To do:
From the records below, extract all the text exactly and leave the images behind.

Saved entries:
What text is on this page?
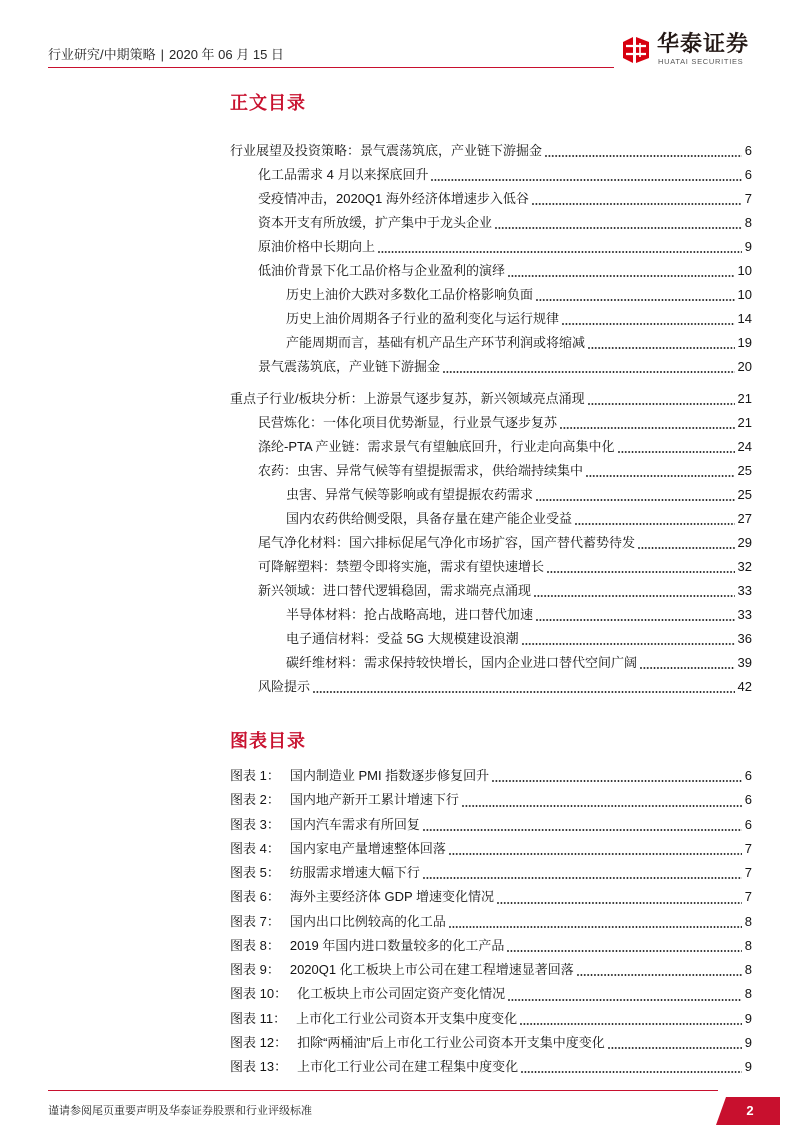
行业研究/中期策略 | 2020 年 06 月 15 日	华泰证券
HUATAI SECURITIES
正文目录
行业展望及投资策略：景气震荡筑底，产业链下游掘金	6
化工品需求 4 月以来探底回升	6
受疫情冲击，2020Q1 海外经济体增速步入低谷	7
资本开支有所放缓，扩产集中于龙头企业	8
原油价格中长期向上	9
低油价背景下化工品价格与企业盈利的演绎	10
历史上油价大跌对多数化工品价格影响负面	10
历史上油价周期各子行业的盈利变化与运行规律	14
产能周期而言，基础有机产品生产环节利润或将缩减	19
景气震荡筑底，产业链下游掘金	20
重点子行业/板块分析：上游景气逐步复苏，新兴领域亮点涌现	21
民营炼化：一体化项目优势渐显，行业景气逐步复苏	21
涤纶-PTA 产业链：需求景气有望触底回升，行业走向高集中化	24
农药：虫害、异常气候等有望提振需求，供给端持续集中	25
虫害、异常气候等影响或有望提振农药需求	25
国内农药供给侧受限，具备存量在建产能企业受益	27
尾气净化材料：国六排标促尾气净化市场扩容，国产替代蓄势待发	29
可降解塑料：禁塑令即将实施，需求有望快速增长	32
新兴领域：进口替代逻辑稳固，需求端亮点涌现	33
半导体材料：抢占战略高地，进口替代加速	33
电子通信材料：受益 5G 大规模建设浪潮	36
碳纤维材料：需求保持较快增长，国内企业进口替代空间广阔	39
风险提示	42
图表目录
图表 1： 国内制造业 PMI 指数逐步修复回升	6
图表 2： 国内地产新开工累计增速下行	6
图表 3： 国内汽车需求有所回复	6
图表 4： 国内家电产量增速整体回落	7
图表 5： 纺服需求增速大幅下行	7
图表 6： 海外主要经济体 GDP 增速变化情况	7
图表 7： 国内出口比例较高的化工品	8
图表 8： 2019 年国内进口数量较多的化工产品	8
图表 9： 2020Q1 化工板块上市公司在建工程增速显著回落	8
图表 10： 化工板块上市公司固定资产变化情况	8
图表 11： 上市化工行业公司资本开支集中度变化	9
图表 12： 扣除“两桶油”后上市化工行业公司资本开支集中度变化	9
图表 13： 上市化工行业公司在建工程集中度变化	9
谨请参阅尾页重要声明及华泰证券股票和行业评级标准	2
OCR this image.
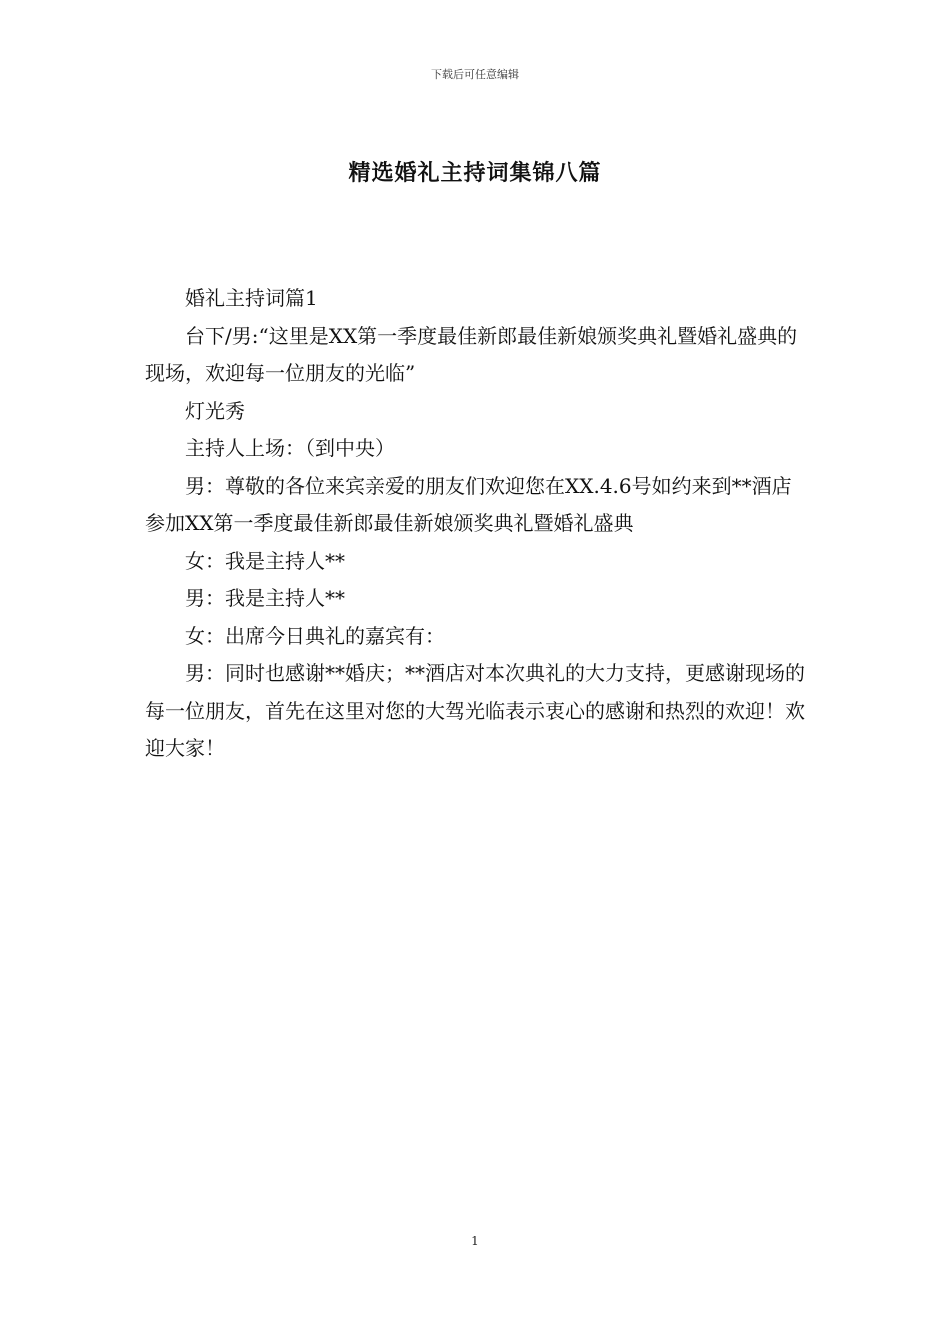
下载后可任意编辑
精选婚礼主持词集锦八篇

婚礼主持词篇1

台下/男:“这里是XX第一季度最佳新郎最佳新娘颁奖典礼暨婚礼盛典的现场，欢迎每一位朋友的光临”

灯光秀

主持人上场：（到中央）

男：尊敬的各位来宾亲爱的朋友们欢迎您在XX.4.6号如约来到**酒店参加XX第一季度最佳新郎最佳新娘颁奖典礼暨婚礼盛典

女：我是主持人**

男：我是主持人**

女：出席今日典礼的嘉宾有：

男：同时也感谢**婚庆；**酒店对本次典礼的大力支持，更感谢现场的每一位朋友，首先在这里对您的大驾光临表示衷心的感谢和热烈的欢迎！欢迎大家！

1
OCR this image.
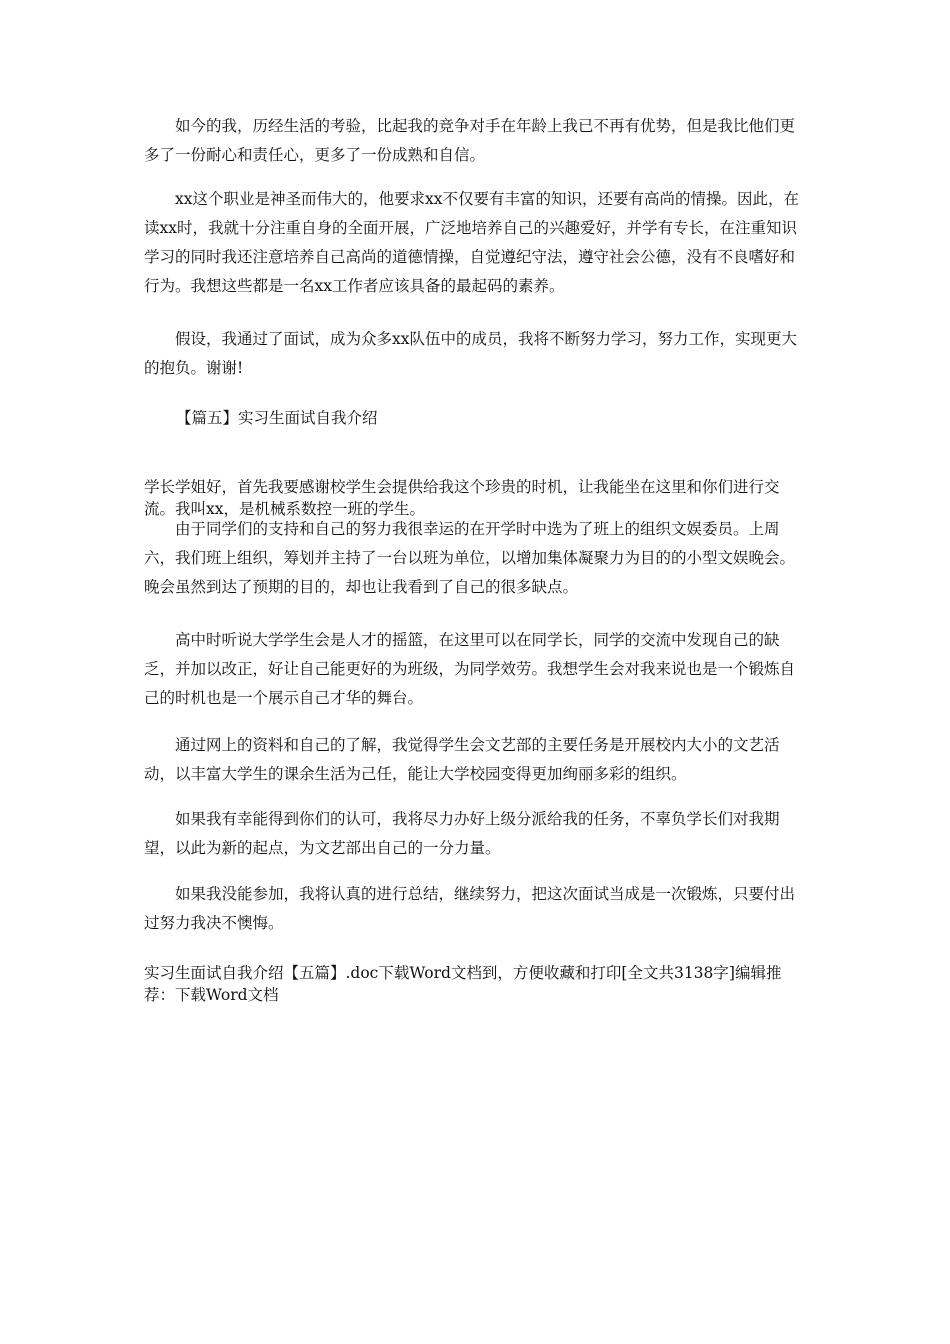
如今的我，历经生活的考验，比起我的竞争对手在年龄上我已不再有优势，但是我比他们更多了一份耐心和责任心，更多了一份成熟和自信。

xx这个职业是神圣而伟大的，他要求xx不仅要有丰富的知识，还要有高尚的情操。因此，在读xx时，我就十分注重自身的全面开展，广泛地培养自己的兴趣爱好，并学有专长，在注重知识学习的同时我还注意培养自己高尚的道德情操，自觉遵纪守法，遵守社会公德，没有不良嗜好和行为。我想这些都是一名xx工作者应该具备的最起码的素养。

假设，我通过了面试，成为众多xx队伍中的成员，我将不断努力学习，努力工作，实现更大的抱负。谢谢!

【篇五】实习生面试自我介绍

学长学姐好，首先我要感谢校学生会提供给我这个珍贵的时机，让我能坐在这里和你们进行交流。我叫xx，是机械系数控一班的学生。

由于同学们的支持和自己的努力我很幸运的在开学时中选为了班上的组织文娱委员。上周六，我们班上组织，筹划并主持了一台以班为单位，以增加集体凝聚力为目的的小型文娱晚会。晚会虽然到达了预期的目的，却也让我看到了自己的很多缺点。

高中时听说大学学生会是人才的摇篮，在这里可以在同学长，同学的交流中发现自己的缺乏，并加以改正，好让自己能更好的为班级，为同学效劳。我想学生会对我来说也是一个锻炼自己的时机也是一个展示自己才华的舞台。

通过网上的资料和自己的了解，我觉得学生会文艺部的主要任务是开展校内大小的文艺活动，以丰富大学生的课余生活为己任，能让大学校园变得更加绚丽多彩的组织。

如果我有幸能得到你们的认可，我将尽力办好上级分派给我的任务，不辜负学长们对我期望，以此为新的起点，为文艺部出自己的一分力量。

如果我没能参加，我将认真的进行总结，继续努力，把这次面试当成是一次锻炼，只要付出过努力我决不懊悔。

实习生面试自我介绍【五篇】.doc下载Word文档到，方便收藏和打印[全文共3138字]编辑推荐：下载Word文档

Task result:
What text is on this page?
行业研究/中期策略 | 2020 年 06 月 15 日	华泰证券
HUATAI SECURITIES
正文目录
行业展望及投资策略：景气震荡筑底，产业链下游掘金	6
化工品需求 4 月以来探底回升	6
受疫情冲击，2020Q1 海外经济体增速步入低谷	7
资本开支有所放缓，扩产集中于龙头企业	8
原油价格中长期向上	9
低油价背景下化工品价格与企业盈利的演绎	10
历史上油价大跌对多数化工品价格影响负面	10
历史上油价周期各子行业的盈利变化与运行规律	14
产能周期而言，基础有机产品生产环节利润或将缩减	19
景气震荡筑底，产业链下游掘金	20
重点子行业/板块分析：上游景气逐步复苏，新兴领域亮点涌现	21
民营炼化：一体化项目优势渐显，行业景气逐步复苏	21
涤纶-PTA 产业链：需求景气有望触底回升，行业走向高集中化	24
农药：虫害、异常气候等有望提振需求，供给端持续集中	25
虫害、异常气候等影响或有望提振农药需求	25
国内农药供给侧受限，具备存量在建产能企业受益	27
尾气净化材料：国六排标促尾气净化市场扩容，国产替代蓄势待发	29
可降解塑料：禁塑令即将实施，需求有望快速增长	32
新兴领域：进口替代逻辑稳固，需求端亮点涌现	33
半导体材料：抢占战略高地，进口替代加速	33
电子通信材料：受益 5G 大规模建设浪潮	36
碳纤维材料：需求保持较快增长，国内企业进口替代空间广阔	39
风险提示	42
图表目录
图表 1： 国内制造业 PMI 指数逐步修复回升	6
图表 2： 国内地产新开工累计增速下行	6
图表 3： 国内汽车需求有所回复	6
图表 4： 国内家电产量增速整体回落	7
图表 5： 纺服需求增速大幅下行	7
图表 6： 海外主要经济体 GDP 增速变化情况	7
图表 7： 国内出口比例较高的化工品	8
图表 8： 2019 年国内进口数量较多的化工产品	8
图表 9： 2020Q1 化工板块上市公司在建工程增速显著回落	8
图表 10： 化工板块上市公司固定资产变化情况	8
图表 11： 上市化工行业公司资本开支集中度变化	9
图表 12： 扣除“两桶油”后上市化工行业公司资本开支集中度变化	9
图表 13： 上市化工行业公司在建工程集中度变化	9
谨请参阅尾页重要声明及华泰证券股票和行业评级标准	2
OCR this image.
下载后可任意编辑
精选婚礼主持词集锦八篇

婚礼主持词篇1

台下/男:“这里是XX第一季度最佳新郎最佳新娘颁奖典礼暨婚礼盛典的现场，欢迎每一位朋友的光临”

灯光秀

主持人上场：（到中央）

男：尊敬的各位来宾亲爱的朋友们欢迎您在XX.4.6号如约来到**酒店参加XX第一季度最佳新郎最佳新娘颁奖典礼暨婚礼盛典

女：我是主持人**

男：我是主持人**

女：出席今日典礼的嘉宾有：

男：同时也感谢**婚庆；**酒店对本次典礼的大力支持，更感谢现场的每一位朋友，首先在这里对您的大驾光临表示衷心的感谢和热烈的欢迎！欢迎大家！

1
OCR this image.
如今的我，历经生活的考验，比起我的竞争对手在年龄上我已不再有优势，但是我比他们更多了一份耐心和责任心，更多了一份成熟和自信。

xx这个职业是神圣而伟大的，他要求xx不仅要有丰富的知识，还要有高尚的情操。因此，在读xx时，我就十分注重自身的全面开展，广泛地培养自己的兴趣爱好，并学有专长，在注重知识学习的同时我还注意培养自己高尚的道德情操，自觉遵纪守法，遵守社会公德，没有不良嗜好和行为。我想这些都是一名xx工作者应该具备的最起码的素养。

假设，我通过了面试，成为众多xx队伍中的成员，我将不断努力学习，努力工作，实现更大的抱负。谢谢!

【篇五】实习生面试自我介绍

学长学姐好，首先我要感谢校学生会提供给我这个珍贵的时机，让我能坐在这里和你们进行交流。我叫xx，是机械系数控一班的学生。

由于同学们的支持和自己的努力我很幸运的在开学时中选为了班上的组织文娱委员。上周六，我们班上组织，筹划并主持了一台以班为单位，以增加集体凝聚力为目的的小型文娱晚会。晚会虽然到达了预期的目的，却也让我看到了自己的很多缺点。

高中时听说大学学生会是人才的摇篮，在这里可以在同学长，同学的交流中发现自己的缺乏，并加以改正，好让自己能更好的为班级，为同学效劳。我想学生会对我来说也是一个锻炼自己的时机也是一个展示自己才华的舞台。

通过网上的资料和自己的了解，我觉得学生会文艺部的主要任务是开展校内大小的文艺活动，以丰富大学生的课余生活为己任，能让大学校园变得更加绚丽多彩的组织。

如果我有幸能得到你们的认可，我将尽力办好上级分派给我的任务，不辜负学长们对我期望，以此为新的起点，为文艺部出自己的一分力量。

如果我没能参加，我将认真的进行总结，继续努力，把这次面试当成是一次锻炼，只要付出过努力我决不懊悔。

实习生面试自我介绍【五篇】.doc下载Word文档到，方便收藏和打印[全文共3138字]编辑推荐：下载Word文档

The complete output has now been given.